GOAL OF THE EXERCISE:
Every line of the material below must be repeated exactly.

Dataset items:
▶

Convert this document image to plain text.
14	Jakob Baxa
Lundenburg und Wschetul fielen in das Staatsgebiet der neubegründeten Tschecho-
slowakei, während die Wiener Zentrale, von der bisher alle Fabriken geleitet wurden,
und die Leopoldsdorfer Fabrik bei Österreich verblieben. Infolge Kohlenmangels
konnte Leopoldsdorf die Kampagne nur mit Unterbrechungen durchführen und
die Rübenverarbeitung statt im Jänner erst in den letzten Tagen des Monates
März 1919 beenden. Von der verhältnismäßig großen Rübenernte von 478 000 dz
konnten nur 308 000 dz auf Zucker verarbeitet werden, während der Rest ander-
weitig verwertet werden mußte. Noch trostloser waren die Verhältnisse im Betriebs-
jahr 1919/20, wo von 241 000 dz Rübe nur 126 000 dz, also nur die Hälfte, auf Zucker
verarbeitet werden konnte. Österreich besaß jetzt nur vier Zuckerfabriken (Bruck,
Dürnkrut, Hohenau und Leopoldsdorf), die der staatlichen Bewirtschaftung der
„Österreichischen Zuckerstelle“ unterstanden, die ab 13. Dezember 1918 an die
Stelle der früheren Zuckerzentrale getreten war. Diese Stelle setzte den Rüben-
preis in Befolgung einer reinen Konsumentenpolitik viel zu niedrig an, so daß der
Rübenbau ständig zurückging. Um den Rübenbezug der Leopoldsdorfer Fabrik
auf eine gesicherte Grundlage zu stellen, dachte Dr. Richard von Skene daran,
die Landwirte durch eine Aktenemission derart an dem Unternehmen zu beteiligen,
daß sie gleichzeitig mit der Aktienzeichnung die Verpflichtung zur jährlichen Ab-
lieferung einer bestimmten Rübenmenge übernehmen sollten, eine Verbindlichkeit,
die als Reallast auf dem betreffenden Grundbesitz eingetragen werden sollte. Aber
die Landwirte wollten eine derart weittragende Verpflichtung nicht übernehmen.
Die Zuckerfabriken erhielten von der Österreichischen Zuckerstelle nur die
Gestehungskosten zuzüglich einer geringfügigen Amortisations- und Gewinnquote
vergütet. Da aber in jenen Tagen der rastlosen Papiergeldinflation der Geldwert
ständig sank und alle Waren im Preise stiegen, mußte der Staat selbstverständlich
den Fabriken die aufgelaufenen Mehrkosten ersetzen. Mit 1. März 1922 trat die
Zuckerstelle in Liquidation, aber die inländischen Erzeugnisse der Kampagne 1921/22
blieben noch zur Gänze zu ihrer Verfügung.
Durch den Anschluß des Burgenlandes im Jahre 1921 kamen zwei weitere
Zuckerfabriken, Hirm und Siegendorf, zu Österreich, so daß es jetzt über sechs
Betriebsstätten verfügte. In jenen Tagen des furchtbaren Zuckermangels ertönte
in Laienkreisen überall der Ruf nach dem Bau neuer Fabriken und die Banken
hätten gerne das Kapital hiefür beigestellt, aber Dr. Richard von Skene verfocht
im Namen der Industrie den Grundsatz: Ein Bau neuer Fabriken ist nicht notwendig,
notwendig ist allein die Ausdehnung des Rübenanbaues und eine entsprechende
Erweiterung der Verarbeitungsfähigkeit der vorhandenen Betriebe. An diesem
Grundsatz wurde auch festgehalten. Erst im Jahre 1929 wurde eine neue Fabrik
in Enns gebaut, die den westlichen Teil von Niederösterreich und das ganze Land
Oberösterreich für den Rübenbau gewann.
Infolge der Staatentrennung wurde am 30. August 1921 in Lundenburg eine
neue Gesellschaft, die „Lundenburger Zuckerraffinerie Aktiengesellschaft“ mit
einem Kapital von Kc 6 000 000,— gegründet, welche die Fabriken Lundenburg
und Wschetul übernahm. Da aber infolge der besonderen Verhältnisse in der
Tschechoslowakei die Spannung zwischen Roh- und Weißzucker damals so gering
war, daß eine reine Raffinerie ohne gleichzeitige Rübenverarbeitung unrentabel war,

◀

WORKED SOLUTION:
Convert this document image to plain text.
14	Jakob Baxa
Lundenburg und Wschetul fielen in das Staatsgebiet der neubegründeten Tschecho-
slowakei, während die Wiener Zentrale, von der bisher alle Fabriken geleitet wurden,
und die Leopoldsdorfer Fabrik bei Österreich verblieben. Infolge Kohlenmangels
konnte Leopoldsdorf die Kampagne nur mit Unterbrechungen durchführen und
die Rübenverarbeitung statt im Jänner erst in den letzten Tagen des Monates
März 1919 beenden. Von der verhältnismäßig großen Rübenernte von 478 000 dz
konnten nur 308 000 dz auf Zucker verarbeitet werden, während der Rest ander-
weitig verwertet werden mußte. Noch trostloser waren die Verhältnisse im Betriebs-
jahr 1919/20, wo von 241 000 dz Rübe nur 126 000 dz, also nur die Hälfte, auf Zucker
verarbeitet werden konnte. Österreich besaß jetzt nur vier Zuckerfabriken (Bruck,
Dürnkrut, Hohenau und Leopoldsdorf), die der staatlichen Bewirtschaftung der
„Österreichischen Zuckerstelle“ unterstanden, die ab 13. Dezember 1918 an die
Stelle der früheren Zuckerzentrale getreten war. Diese Stelle setzte den Rüben-
preis in Befolgung einer reinen Konsumentenpolitik viel zu niedrig an, so daß der
Rübenbau ständig zurückging. Um den Rübenbezug der Leopoldsdorfer Fabrik
auf eine gesicherte Grundlage zu stellen, dachte Dr. Richard von Skene daran,
die Landwirte durch eine Aktenemission derart an dem Unternehmen zu beteiligen,
daß sie gleichzeitig mit der Aktienzeichnung die Verpflichtung zur jährlichen Ab-
lieferung einer bestimmten Rübenmenge übernehmen sollten, eine Verbindlichkeit,
die als Reallast auf dem betreffenden Grundbesitz eingetragen werden sollte. Aber
die Landwirte wollten eine derart weittragende Verpflichtung nicht übernehmen.
Die Zuckerfabriken erhielten von der Österreichischen Zuckerstelle nur die
Gestehungskosten zuzüglich einer geringfügigen Amortisations- und Gewinnquote
vergütet. Da aber in jenen Tagen der rastlosen Papiergeldinflation der Geldwert
ständig sank und alle Waren im Preise stiegen, mußte der Staat selbstverständlich
den Fabriken die aufgelaufenen Mehrkosten ersetzen. Mit 1. März 1922 trat die
Zuckerstelle in Liquidation, aber die inländischen Erzeugnisse der Kampagne 1921/22
blieben noch zur Gänze zu ihrer Verfügung.
Durch den Anschluß des Burgenlandes im Jahre 1921 kamen zwei weitere
Zuckerfabriken, Hirm und Siegendorf, zu Österreich, so daß es jetzt über sechs
Betriebsstätten verfügte. In jenen Tagen des furchtbaren Zuckermangels ertönte
in Laienkreisen überall der Ruf nach dem Bau neuer Fabriken und die Banken
hätten gerne das Kapital hiefür beigestellt, aber Dr. Richard von Skene verfocht
im Namen der Industrie den Grundsatz: Ein Bau neuer Fabriken ist nicht notwendig,
notwendig ist allein die Ausdehnung des Rübenanbaues und eine entsprechende
Erweiterung der Verarbeitungsfähigkeit der vorhandenen Betriebe. An diesem
Grundsatz wurde auch festgehalten. Erst im Jahre 1929 wurde eine neue Fabrik
in Enns gebaut, die den westlichen Teil von Niederösterreich und das ganze Land
Oberösterreich für den Rübenbau gewann.
Infolge der Staatentrennung wurde am 30. August 1921 in Lundenburg eine
neue Gesellschaft, die „Lundenburger Zuckerraffinerie Aktiengesellschaft“ mit
einem Kapital von Kc 6 000 000,— gegründet, welche die Fabriken Lundenburg
und Wschetul übernahm. Da aber infolge der besonderen Verhältnisse in der
Tschechoslowakei die Spannung zwischen Roh- und Weißzucker damals so gering
war, daß eine reine Raffinerie ohne gleichzeitige Rübenverarbeitung unrentabel war,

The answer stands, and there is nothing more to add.